▶ _Stated goal_:
Pick out the lines below with "name" and list them.

▶ _Listing_:
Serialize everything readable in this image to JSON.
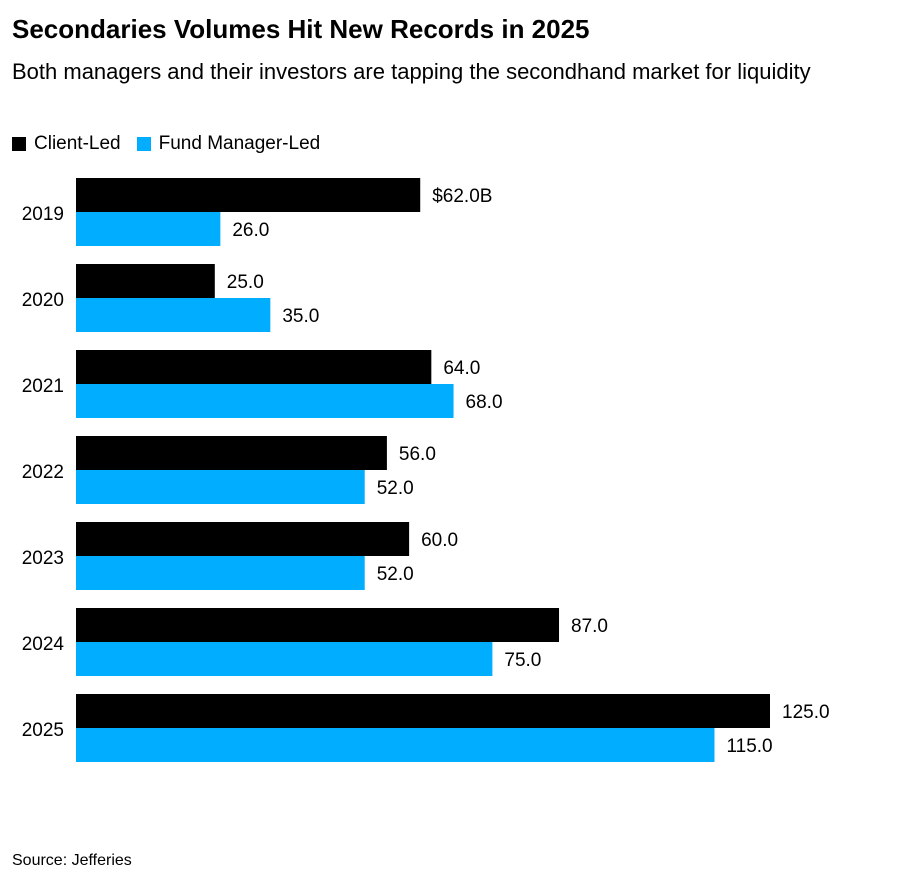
{
  "title": "Secondaries Volumes Hit New Records in 2025",
  "subtitle": "Both managers and their investors are tapping the secondhand market for liquidity",
  "source": "Source: Jefferies",
  "chart_data": {
    "type": "bar",
    "orientation": "horizontal",
    "categories": [
      "2019",
      "2020",
      "2021",
      "2022",
      "2023",
      "2024",
      "2025"
    ],
    "series": [
      {
        "name": "Client-Led",
        "color": "#000000",
        "values": [
          62.0,
          25.0,
          64.0,
          56.0,
          60.0,
          87.0,
          125.0
        ]
      },
      {
        "name": "Fund Manager-Led",
        "color": "#00adff",
        "values": [
          26.0,
          35.0,
          68.0,
          52.0,
          52.0,
          75.0,
          115.0
        ]
      }
    ],
    "value_prefix_first": "$",
    "value_suffix_first": "B",
    "legend": "top-left",
    "grid": false
  }
}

▶ _Reply_:
        "name": "Client-Led",
        "name": "Fund Manager-Led",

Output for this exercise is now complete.